> **DATA TO USE**
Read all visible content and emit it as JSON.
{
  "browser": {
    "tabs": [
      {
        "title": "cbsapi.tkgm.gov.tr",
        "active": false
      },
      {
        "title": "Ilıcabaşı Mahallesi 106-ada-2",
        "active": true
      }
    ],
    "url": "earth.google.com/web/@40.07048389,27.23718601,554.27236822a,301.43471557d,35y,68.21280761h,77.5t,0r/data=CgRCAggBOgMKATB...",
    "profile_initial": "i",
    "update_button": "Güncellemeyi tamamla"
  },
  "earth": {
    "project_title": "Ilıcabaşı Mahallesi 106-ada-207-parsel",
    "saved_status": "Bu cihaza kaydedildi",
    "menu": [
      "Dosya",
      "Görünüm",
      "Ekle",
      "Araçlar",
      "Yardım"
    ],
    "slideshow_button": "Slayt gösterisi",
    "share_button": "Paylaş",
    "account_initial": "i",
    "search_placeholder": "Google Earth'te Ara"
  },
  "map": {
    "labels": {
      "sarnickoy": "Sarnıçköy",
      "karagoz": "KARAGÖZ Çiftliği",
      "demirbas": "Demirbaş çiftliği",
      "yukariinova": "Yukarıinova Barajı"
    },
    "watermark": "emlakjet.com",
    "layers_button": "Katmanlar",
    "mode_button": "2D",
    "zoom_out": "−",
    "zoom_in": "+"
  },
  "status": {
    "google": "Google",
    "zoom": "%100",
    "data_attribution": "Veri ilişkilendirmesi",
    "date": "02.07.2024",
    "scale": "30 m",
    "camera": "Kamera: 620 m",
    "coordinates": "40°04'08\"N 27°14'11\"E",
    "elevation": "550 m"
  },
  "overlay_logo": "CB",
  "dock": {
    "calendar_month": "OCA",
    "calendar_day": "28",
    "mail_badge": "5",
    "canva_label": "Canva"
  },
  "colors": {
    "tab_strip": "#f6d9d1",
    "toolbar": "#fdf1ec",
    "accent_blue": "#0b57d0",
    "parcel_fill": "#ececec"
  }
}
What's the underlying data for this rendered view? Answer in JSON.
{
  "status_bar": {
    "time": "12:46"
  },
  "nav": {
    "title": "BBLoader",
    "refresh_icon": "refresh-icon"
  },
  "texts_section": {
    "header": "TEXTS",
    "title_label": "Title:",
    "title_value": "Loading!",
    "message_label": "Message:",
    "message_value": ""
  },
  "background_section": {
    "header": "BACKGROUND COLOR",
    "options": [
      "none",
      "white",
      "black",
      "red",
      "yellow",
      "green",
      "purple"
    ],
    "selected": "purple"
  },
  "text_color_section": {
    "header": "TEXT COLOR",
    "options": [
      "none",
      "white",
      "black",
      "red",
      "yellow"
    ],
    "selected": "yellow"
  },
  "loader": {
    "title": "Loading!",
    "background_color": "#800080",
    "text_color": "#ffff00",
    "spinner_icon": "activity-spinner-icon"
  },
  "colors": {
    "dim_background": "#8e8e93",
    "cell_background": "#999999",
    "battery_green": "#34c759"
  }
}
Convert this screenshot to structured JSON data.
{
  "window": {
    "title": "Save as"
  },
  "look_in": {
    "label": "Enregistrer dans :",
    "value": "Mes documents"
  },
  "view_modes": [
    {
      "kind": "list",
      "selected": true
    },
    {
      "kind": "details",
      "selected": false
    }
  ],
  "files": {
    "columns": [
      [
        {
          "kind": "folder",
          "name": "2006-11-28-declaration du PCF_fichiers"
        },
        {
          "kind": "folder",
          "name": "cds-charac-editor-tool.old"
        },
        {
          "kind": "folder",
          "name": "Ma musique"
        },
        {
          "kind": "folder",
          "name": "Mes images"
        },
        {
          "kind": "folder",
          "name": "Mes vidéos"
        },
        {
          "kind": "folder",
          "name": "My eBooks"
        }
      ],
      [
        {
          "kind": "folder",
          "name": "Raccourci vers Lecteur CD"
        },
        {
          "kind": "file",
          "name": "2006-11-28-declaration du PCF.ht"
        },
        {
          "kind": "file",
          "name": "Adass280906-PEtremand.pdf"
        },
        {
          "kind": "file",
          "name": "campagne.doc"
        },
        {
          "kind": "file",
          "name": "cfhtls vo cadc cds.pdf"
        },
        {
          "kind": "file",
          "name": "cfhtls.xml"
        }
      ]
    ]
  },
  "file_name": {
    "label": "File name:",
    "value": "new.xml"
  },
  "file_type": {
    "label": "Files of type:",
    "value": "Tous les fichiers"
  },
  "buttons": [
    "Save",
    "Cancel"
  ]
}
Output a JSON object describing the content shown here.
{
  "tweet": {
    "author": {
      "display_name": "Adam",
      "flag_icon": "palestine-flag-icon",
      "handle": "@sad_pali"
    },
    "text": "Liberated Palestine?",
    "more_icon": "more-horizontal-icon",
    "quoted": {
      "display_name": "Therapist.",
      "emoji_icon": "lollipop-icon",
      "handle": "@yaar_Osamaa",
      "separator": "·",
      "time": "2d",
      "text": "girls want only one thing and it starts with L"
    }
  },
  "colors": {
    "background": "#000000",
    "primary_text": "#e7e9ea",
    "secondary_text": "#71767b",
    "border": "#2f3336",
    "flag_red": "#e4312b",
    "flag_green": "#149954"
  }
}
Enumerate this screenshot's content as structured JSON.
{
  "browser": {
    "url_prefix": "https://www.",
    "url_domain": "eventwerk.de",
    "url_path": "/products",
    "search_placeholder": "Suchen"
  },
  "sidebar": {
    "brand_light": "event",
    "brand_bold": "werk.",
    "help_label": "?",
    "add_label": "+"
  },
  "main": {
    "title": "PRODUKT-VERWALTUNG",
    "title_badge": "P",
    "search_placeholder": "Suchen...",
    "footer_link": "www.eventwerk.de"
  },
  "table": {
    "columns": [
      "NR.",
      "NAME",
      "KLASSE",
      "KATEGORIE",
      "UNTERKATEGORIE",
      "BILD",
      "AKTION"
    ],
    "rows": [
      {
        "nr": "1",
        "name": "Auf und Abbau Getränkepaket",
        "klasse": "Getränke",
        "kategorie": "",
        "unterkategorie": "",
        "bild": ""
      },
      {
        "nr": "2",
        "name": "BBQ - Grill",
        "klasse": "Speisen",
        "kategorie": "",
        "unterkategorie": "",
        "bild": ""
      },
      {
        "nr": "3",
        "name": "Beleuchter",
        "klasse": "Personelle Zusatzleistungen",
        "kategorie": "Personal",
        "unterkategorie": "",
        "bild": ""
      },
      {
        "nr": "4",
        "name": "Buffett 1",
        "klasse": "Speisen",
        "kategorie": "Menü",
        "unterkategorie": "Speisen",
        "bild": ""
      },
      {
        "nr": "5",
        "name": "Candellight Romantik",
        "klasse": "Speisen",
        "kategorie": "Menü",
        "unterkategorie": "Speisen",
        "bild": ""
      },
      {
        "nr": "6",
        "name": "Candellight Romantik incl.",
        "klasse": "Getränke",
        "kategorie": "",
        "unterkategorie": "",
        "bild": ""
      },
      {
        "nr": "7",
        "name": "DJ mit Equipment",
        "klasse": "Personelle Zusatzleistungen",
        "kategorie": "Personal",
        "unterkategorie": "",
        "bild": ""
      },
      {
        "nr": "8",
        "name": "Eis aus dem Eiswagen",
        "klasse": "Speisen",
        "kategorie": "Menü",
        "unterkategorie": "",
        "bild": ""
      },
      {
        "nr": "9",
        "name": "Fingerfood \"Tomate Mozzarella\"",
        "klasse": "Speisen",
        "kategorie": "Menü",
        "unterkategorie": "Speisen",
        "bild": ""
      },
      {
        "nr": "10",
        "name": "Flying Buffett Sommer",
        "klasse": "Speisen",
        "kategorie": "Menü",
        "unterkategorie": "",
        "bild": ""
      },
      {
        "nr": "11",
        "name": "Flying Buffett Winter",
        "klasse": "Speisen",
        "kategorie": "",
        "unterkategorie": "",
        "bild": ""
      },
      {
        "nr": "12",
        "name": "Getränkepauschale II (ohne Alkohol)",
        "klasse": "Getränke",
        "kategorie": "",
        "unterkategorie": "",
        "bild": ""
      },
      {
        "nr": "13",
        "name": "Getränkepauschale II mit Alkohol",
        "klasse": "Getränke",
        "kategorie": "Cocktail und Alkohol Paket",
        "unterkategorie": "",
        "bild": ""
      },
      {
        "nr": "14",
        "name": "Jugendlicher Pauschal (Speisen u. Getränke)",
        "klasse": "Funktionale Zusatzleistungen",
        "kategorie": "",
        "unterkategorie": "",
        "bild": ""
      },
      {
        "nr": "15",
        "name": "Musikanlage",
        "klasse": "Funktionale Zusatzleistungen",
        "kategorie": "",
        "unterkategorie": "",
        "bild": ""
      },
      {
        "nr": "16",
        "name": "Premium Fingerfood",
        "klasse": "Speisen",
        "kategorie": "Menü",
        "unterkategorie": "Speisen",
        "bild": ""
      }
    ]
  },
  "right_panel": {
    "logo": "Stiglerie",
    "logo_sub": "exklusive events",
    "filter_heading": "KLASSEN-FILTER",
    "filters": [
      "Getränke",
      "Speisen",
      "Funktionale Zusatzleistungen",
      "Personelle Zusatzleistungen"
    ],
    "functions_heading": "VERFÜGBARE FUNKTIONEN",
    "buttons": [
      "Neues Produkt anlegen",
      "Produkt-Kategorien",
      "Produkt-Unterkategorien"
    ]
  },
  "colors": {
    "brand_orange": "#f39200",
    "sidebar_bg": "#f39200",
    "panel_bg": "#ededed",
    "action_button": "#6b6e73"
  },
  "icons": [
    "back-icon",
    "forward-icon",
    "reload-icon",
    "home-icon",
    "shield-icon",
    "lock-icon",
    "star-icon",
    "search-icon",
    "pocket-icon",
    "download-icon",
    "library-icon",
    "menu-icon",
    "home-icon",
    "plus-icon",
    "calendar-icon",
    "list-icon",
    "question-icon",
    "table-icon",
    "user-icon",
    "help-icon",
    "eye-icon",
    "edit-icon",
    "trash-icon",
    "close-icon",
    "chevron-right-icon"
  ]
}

> **EXERCISE GOAL**
In the records above, locate every line with the string "header" and copy it.

> **ANSWER TO THIS PROBLEM**
    "header": "TEXTS",
    "header": "BACKGROUND COLOR",
    "header": "TEXT COLOR",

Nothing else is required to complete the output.